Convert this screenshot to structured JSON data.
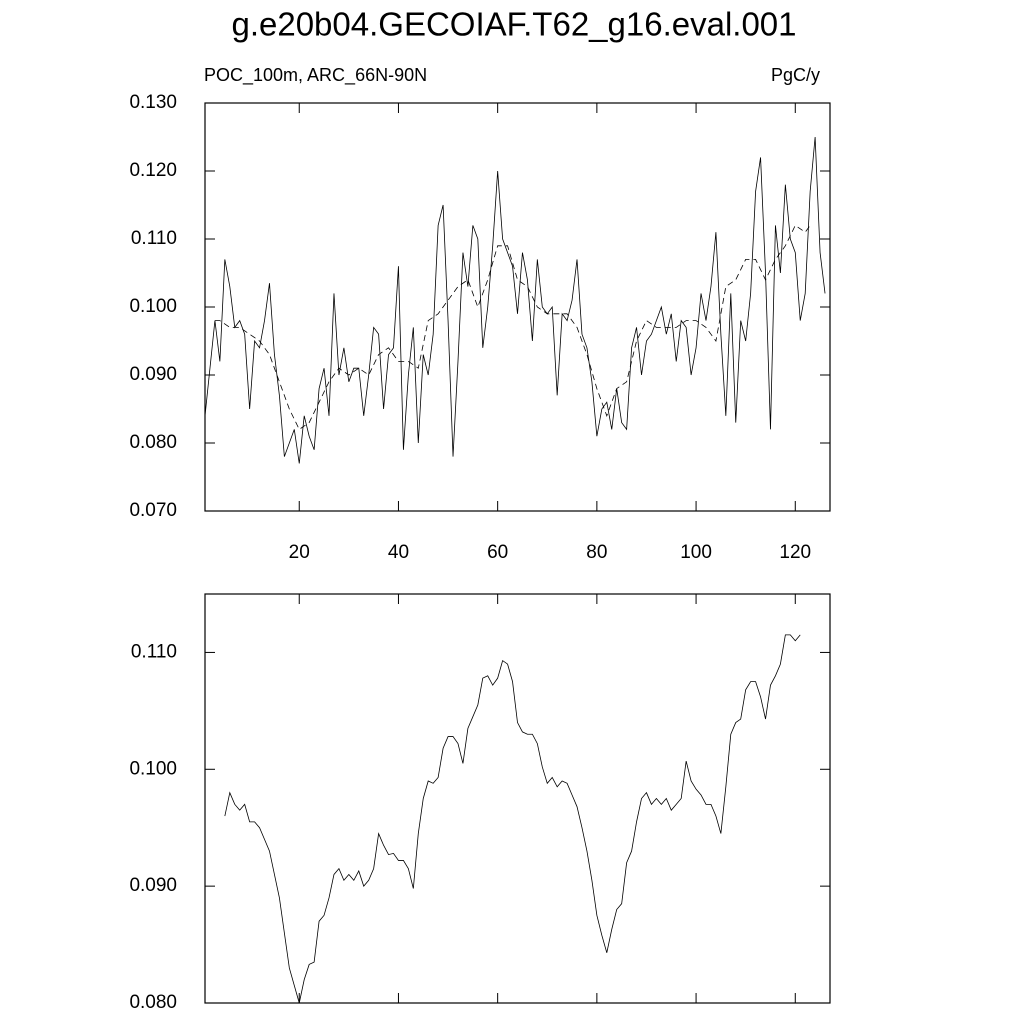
{
  "chart_data": [
    {
      "type": "line",
      "title": "g.e20b04.GECOIAF.T62_g16.eval.001",
      "subtitle_left": "POC_100m, ARC_66N-90N",
      "subtitle_right": "PgC/y",
      "xlim": [
        1,
        127
      ],
      "xticks": [
        20,
        40,
        60,
        80,
        100,
        120
      ],
      "xtick_labels": true,
      "ylim": [
        0.07,
        0.13
      ],
      "yticks": [
        {
          "value": 0.07,
          "label": "0.070"
        },
        {
          "value": 0.08,
          "label": "0.080"
        },
        {
          "value": 0.09,
          "label": "0.090"
        },
        {
          "value": 0.1,
          "label": "0.100"
        },
        {
          "value": 0.11,
          "label": "0.110"
        },
        {
          "value": 0.12,
          "label": "0.120"
        },
        {
          "value": 0.13,
          "label": "0.130"
        }
      ],
      "series": [
        {
          "color": "#000000",
          "dash": false,
          "x": [
            1,
            2,
            3,
            4,
            5,
            6,
            7,
            8,
            9,
            10,
            11,
            12,
            13,
            14,
            15,
            16,
            17,
            18,
            19,
            20,
            21,
            22,
            23,
            24,
            25,
            26,
            27,
            28,
            29,
            30,
            31,
            32,
            33,
            34,
            35,
            36,
            37,
            38,
            39,
            40,
            41,
            42,
            43,
            44,
            45,
            46,
            47,
            48,
            49,
            50,
            51,
            52,
            53,
            54,
            55,
            56,
            57,
            58,
            59,
            60,
            61,
            62,
            63,
            64,
            65,
            66,
            67,
            68,
            69,
            70,
            71,
            72,
            73,
            74,
            75,
            76,
            77,
            78,
            79,
            80,
            81,
            82,
            83,
            84,
            85,
            86,
            87,
            88,
            89,
            90,
            91,
            92,
            93,
            94,
            95,
            96,
            97,
            98,
            99,
            100,
            101,
            102,
            103,
            104,
            105,
            106,
            107,
            108,
            109,
            110,
            111,
            112,
            113,
            114,
            115,
            116,
            117,
            118,
            119,
            120,
            121,
            122,
            123,
            124,
            125,
            126
          ],
          "values": [
            0.084,
            0.091,
            0.098,
            0.092,
            0.107,
            0.103,
            0.097,
            0.098,
            0.096,
            0.085,
            0.095,
            0.094,
            0.098,
            0.1035,
            0.093,
            0.087,
            0.078,
            0.08,
            0.082,
            0.077,
            0.084,
            0.081,
            0.079,
            0.088,
            0.091,
            0.084,
            0.102,
            0.09,
            0.094,
            0.089,
            0.091,
            0.091,
            0.084,
            0.09,
            0.097,
            0.096,
            0.085,
            0.093,
            0.094,
            0.106,
            0.079,
            0.09,
            0.097,
            0.08,
            0.093,
            0.09,
            0.096,
            0.112,
            0.115,
            0.098,
            0.078,
            0.092,
            0.108,
            0.103,
            0.112,
            0.11,
            0.094,
            0.1,
            0.109,
            0.12,
            0.11,
            0.108,
            0.106,
            0.099,
            0.108,
            0.104,
            0.095,
            0.107,
            0.1,
            0.099,
            0.1,
            0.087,
            0.099,
            0.098,
            0.101,
            0.107,
            0.096,
            0.094,
            0.089,
            0.081,
            0.085,
            0.086,
            0.082,
            0.088,
            0.083,
            0.082,
            0.094,
            0.097,
            0.09,
            0.095,
            0.096,
            0.098,
            0.1,
            0.096,
            0.099,
            0.092,
            0.098,
            0.097,
            0.09,
            0.094,
            0.102,
            0.098,
            0.103,
            0.111,
            0.096,
            0.084,
            0.102,
            0.083,
            0.098,
            0.095,
            0.102,
            0.117,
            0.122,
            0.105,
            0.082,
            0.112,
            0.105,
            0.118,
            0.11,
            0.108,
            0.098,
            0.102,
            0.117,
            0.125,
            0.108,
            0.102
          ]
        },
        {
          "color": "#000000",
          "dash": true,
          "x": [
            3,
            4,
            6,
            8,
            10,
            12,
            14,
            16,
            18,
            20,
            22,
            24,
            26,
            28,
            30,
            32,
            34,
            36,
            38,
            40,
            42,
            44,
            46,
            48,
            50,
            52,
            54,
            56,
            58,
            60,
            62,
            64,
            66,
            68,
            70,
            72,
            74,
            76,
            78,
            80,
            82,
            84,
            86,
            88,
            90,
            92,
            94,
            96,
            98,
            100,
            102,
            104,
            106,
            108,
            110,
            112,
            114,
            116,
            118,
            120,
            122,
            123
          ],
          "values": [
            0.098,
            0.098,
            0.097,
            0.097,
            0.096,
            0.095,
            0.093,
            0.089,
            0.085,
            0.082,
            0.083,
            0.086,
            0.089,
            0.091,
            0.09,
            0.091,
            0.09,
            0.093,
            0.094,
            0.092,
            0.092,
            0.091,
            0.098,
            0.099,
            0.101,
            0.103,
            0.104,
            0.1,
            0.104,
            0.109,
            0.109,
            0.104,
            0.103,
            0.1,
            0.099,
            0.099,
            0.099,
            0.097,
            0.093,
            0.088,
            0.084,
            0.088,
            0.089,
            0.095,
            0.098,
            0.097,
            0.097,
            0.097,
            0.098,
            0.098,
            0.097,
            0.095,
            0.103,
            0.104,
            0.107,
            0.107,
            0.104,
            0.107,
            0.109,
            0.112,
            0.111,
            0.112
          ]
        }
      ]
    },
    {
      "type": "line",
      "xlim": [
        1,
        127
      ],
      "xticks": [
        20,
        40,
        60,
        80,
        100,
        120
      ],
      "xtick_labels": false,
      "ylim": [
        0.08,
        0.115
      ],
      "yticks": [
        {
          "value": 0.08,
          "label": "0.080"
        },
        {
          "value": 0.09,
          "label": "0.090"
        },
        {
          "value": 0.1,
          "label": "0.100"
        },
        {
          "value": 0.11,
          "label": "0.110"
        }
      ],
      "series": [
        {
          "color": "#000000",
          "dash": false,
          "x": [
            5,
            6,
            7,
            8,
            9,
            10,
            11,
            12,
            13,
            14,
            15,
            16,
            17,
            18,
            19,
            20,
            21,
            22,
            23,
            24,
            25,
            26,
            27,
            28,
            29,
            30,
            31,
            32,
            33,
            34,
            35,
            36,
            37,
            38,
            39,
            40,
            41,
            42,
            43,
            44,
            45,
            46,
            47,
            48,
            49,
            50,
            51,
            52,
            53,
            54,
            55,
            56,
            57,
            58,
            59,
            60,
            61,
            62,
            63,
            64,
            65,
            66,
            67,
            68,
            69,
            70,
            71,
            72,
            73,
            74,
            75,
            76,
            77,
            78,
            79,
            80,
            81,
            82,
            83,
            84,
            85,
            86,
            87,
            88,
            89,
            90,
            91,
            92,
            93,
            94,
            95,
            96,
            97,
            98,
            99,
            100,
            101,
            102,
            103,
            104,
            105,
            106,
            107,
            108,
            109,
            110,
            111,
            112,
            113,
            114,
            115,
            116,
            117,
            118,
            119,
            120,
            121
          ],
          "values": [
            0.096,
            0.098,
            0.097,
            0.0965,
            0.097,
            0.0955,
            0.0955,
            0.095,
            0.094,
            0.093,
            0.091,
            0.089,
            0.086,
            0.083,
            0.0815,
            0.08,
            0.082,
            0.0833,
            0.0835,
            0.087,
            0.0875,
            0.089,
            0.091,
            0.0915,
            0.0905,
            0.091,
            0.0905,
            0.0913,
            0.09,
            0.0905,
            0.0915,
            0.0945,
            0.0935,
            0.0927,
            0.0928,
            0.0922,
            0.0922,
            0.0915,
            0.0898,
            0.0945,
            0.0975,
            0.099,
            0.0988,
            0.0993,
            0.1018,
            0.1028,
            0.1028,
            0.1022,
            0.1005,
            0.1035,
            0.1045,
            0.1055,
            0.1078,
            0.108,
            0.1072,
            0.1078,
            0.1093,
            0.109,
            0.1075,
            0.104,
            0.1032,
            0.103,
            0.103,
            0.1022,
            0.1002,
            0.0988,
            0.0993,
            0.0985,
            0.099,
            0.0988,
            0.0978,
            0.0968,
            0.095,
            0.093,
            0.0905,
            0.0875,
            0.0858,
            0.0843,
            0.0863,
            0.088,
            0.0885,
            0.092,
            0.093,
            0.0955,
            0.0975,
            0.098,
            0.097,
            0.0975,
            0.097,
            0.0975,
            0.0965,
            0.097,
            0.0975,
            0.1007,
            0.099,
            0.0983,
            0.0978,
            0.097,
            0.097,
            0.096,
            0.0945,
            0.0985,
            0.103,
            0.104,
            0.1043,
            0.1068,
            0.1075,
            0.1075,
            0.1062,
            0.1043,
            0.1072,
            0.108,
            0.109,
            0.1115,
            0.1115,
            0.111,
            0.1115
          ]
        }
      ]
    }
  ]
}
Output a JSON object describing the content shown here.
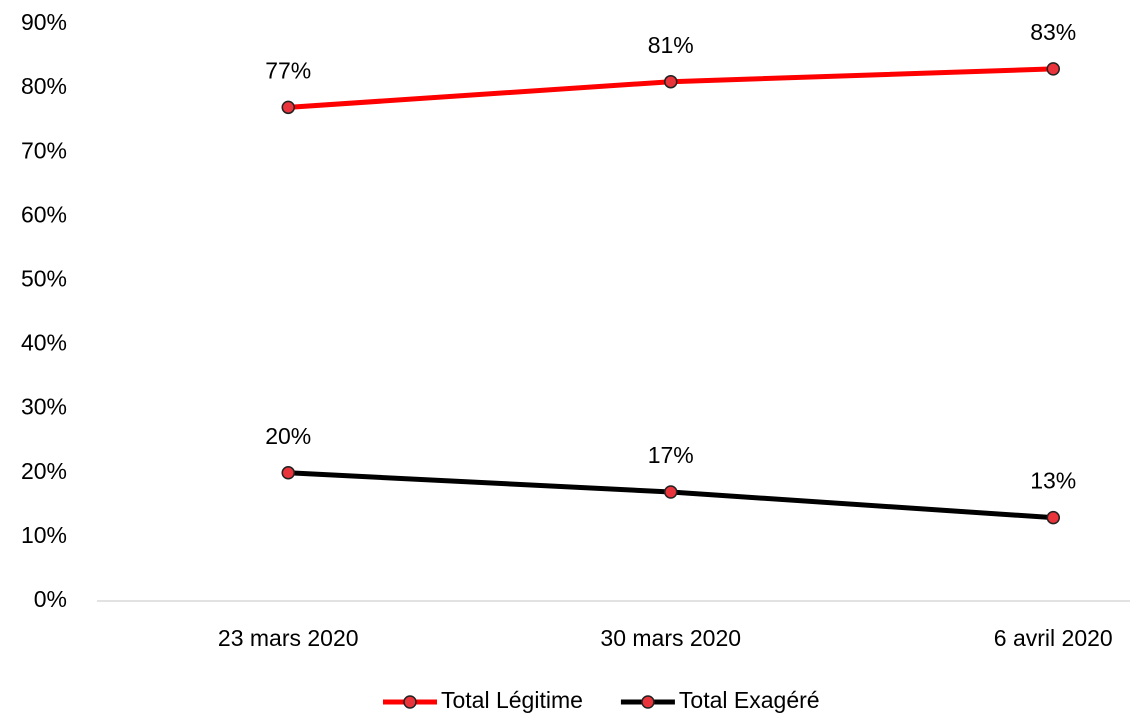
= = = = =
Goal of the exercise
Which lines hold the word "JSON"? Copy every one of them.

Solution for this exercise
Convert this screenshot to structured JSON data.
Output a JSON object describing the content shown here.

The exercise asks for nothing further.